— BEGIN Items —

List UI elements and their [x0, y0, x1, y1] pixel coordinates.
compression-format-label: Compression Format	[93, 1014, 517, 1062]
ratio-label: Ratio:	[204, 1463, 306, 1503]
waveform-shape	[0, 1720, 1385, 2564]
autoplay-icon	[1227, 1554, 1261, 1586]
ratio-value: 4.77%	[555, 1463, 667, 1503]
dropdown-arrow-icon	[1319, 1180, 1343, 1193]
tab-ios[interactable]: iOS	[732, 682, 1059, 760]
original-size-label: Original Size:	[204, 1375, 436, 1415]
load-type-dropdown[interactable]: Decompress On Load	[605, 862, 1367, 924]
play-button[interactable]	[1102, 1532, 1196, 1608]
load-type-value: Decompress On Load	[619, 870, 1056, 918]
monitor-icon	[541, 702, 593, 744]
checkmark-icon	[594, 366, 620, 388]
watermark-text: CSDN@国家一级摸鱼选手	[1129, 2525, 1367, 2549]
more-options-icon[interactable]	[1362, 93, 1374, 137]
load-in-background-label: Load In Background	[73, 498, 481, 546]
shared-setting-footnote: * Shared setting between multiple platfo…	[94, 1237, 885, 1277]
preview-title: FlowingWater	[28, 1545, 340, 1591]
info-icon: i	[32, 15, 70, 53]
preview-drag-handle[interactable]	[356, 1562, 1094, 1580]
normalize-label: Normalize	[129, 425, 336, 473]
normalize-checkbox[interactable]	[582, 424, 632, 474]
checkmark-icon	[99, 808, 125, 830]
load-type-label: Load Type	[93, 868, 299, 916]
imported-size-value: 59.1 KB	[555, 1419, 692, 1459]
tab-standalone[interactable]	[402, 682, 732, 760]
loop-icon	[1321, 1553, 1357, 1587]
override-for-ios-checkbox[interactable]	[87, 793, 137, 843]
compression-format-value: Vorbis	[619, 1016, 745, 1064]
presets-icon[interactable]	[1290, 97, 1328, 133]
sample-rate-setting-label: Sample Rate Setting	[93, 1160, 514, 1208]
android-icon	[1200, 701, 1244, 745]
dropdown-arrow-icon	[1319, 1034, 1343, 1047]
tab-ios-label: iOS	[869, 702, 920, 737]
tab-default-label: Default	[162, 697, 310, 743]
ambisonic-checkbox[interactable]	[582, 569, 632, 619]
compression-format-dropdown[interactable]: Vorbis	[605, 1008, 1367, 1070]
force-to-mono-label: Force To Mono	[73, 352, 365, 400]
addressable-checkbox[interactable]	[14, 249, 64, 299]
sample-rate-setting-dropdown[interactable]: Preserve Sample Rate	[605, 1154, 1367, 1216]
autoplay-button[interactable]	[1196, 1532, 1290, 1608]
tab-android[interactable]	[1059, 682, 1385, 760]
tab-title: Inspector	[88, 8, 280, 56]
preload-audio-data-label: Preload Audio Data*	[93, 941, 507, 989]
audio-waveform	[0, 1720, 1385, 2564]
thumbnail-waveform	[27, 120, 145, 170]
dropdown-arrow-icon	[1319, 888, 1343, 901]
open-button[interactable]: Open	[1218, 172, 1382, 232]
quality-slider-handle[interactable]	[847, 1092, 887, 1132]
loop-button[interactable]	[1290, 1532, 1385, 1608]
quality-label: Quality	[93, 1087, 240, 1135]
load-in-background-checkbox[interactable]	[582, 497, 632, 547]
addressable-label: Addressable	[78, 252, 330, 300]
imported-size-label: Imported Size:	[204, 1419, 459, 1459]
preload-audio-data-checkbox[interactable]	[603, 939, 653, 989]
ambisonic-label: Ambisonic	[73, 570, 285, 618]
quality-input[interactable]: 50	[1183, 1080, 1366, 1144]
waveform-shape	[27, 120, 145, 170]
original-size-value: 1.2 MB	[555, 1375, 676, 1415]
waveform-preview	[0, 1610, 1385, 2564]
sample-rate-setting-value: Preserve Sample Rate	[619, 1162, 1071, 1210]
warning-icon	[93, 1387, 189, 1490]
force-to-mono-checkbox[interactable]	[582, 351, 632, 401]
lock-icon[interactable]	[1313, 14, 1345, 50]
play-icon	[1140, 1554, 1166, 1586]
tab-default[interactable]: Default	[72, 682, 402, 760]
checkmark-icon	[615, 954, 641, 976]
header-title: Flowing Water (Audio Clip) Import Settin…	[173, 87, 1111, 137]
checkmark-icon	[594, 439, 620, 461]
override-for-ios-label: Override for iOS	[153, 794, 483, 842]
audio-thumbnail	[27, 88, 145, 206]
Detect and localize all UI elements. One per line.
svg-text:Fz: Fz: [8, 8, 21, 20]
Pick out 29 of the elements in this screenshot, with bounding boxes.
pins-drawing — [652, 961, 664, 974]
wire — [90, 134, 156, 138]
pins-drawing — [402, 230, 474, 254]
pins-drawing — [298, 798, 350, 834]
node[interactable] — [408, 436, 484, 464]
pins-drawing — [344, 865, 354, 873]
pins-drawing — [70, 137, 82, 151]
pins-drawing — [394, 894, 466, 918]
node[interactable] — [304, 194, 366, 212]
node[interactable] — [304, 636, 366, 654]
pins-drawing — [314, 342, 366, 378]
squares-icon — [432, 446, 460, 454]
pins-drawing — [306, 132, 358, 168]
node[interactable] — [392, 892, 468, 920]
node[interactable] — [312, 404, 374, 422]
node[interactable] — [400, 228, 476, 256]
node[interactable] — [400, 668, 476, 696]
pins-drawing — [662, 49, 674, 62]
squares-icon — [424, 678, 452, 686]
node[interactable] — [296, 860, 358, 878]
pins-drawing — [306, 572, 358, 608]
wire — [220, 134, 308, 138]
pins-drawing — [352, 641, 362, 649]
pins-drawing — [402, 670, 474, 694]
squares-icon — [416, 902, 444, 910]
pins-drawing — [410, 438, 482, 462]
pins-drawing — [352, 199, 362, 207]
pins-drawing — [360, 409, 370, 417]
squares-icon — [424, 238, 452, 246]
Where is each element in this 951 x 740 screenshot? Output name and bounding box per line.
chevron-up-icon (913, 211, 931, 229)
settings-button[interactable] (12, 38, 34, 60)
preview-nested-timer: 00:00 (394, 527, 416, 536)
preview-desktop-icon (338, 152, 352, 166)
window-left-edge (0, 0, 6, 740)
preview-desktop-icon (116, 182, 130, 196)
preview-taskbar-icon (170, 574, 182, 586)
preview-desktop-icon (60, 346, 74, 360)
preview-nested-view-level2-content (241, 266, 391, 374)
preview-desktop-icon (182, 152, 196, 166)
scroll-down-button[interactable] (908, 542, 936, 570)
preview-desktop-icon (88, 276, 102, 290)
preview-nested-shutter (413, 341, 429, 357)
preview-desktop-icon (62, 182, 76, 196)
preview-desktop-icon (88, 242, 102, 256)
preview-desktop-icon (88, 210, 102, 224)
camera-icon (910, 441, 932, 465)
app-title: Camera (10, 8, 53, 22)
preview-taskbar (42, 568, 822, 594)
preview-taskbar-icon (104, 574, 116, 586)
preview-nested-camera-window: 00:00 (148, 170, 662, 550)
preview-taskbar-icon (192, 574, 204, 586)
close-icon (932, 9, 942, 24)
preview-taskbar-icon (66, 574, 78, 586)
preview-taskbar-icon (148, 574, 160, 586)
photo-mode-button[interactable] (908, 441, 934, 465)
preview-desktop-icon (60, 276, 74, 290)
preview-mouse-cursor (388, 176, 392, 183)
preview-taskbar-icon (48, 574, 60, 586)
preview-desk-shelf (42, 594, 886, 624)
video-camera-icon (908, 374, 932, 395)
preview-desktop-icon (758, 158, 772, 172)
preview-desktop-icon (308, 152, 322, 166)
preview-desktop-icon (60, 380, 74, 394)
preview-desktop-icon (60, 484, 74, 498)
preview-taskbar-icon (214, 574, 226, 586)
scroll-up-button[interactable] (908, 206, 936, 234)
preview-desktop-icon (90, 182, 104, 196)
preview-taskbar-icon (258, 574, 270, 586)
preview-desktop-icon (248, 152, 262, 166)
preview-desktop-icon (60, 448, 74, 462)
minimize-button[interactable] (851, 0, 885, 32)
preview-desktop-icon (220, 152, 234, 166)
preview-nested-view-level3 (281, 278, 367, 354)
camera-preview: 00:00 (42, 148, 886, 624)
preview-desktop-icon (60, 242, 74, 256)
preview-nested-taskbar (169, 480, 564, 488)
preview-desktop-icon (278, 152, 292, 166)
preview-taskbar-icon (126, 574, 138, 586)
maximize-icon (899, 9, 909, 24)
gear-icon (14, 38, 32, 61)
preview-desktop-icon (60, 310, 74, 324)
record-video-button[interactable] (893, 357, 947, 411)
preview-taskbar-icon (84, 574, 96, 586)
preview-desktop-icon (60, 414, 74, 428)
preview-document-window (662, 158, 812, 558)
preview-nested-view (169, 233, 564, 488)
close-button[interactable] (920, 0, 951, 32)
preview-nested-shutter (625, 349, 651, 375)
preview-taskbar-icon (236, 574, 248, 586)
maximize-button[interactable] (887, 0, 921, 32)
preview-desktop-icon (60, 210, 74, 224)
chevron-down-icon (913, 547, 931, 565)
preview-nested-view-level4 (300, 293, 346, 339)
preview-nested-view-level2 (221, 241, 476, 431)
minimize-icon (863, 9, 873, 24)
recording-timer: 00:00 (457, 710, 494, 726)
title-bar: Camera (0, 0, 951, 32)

— END Items —

> [Given instruction] Rewrite everything from the start of the records down to the line containing "1375, 436, 1415]" as a numbered list, skipping any blank lines.

> [Answer for this exercise]
1. List UI elements and their [x0, y0, x1, y1] pixel coordinates.
2. compression-format-label: Compression Format	[93, 1014, 517, 1062]
3. ratio-label: Ratio:	[204, 1463, 306, 1503]
4. waveform-shape	[0, 1720, 1385, 2564]
5. autoplay-icon	[1227, 1554, 1261, 1586]
6. ratio-value: 4.77%	[555, 1463, 667, 1503]
7. dropdown-arrow-icon	[1319, 1180, 1343, 1193]
8. tab-ios[interactable]: iOS	[732, 682, 1059, 760]
9. original-size-label: Original Size:	[204, 1375, 436, 1415]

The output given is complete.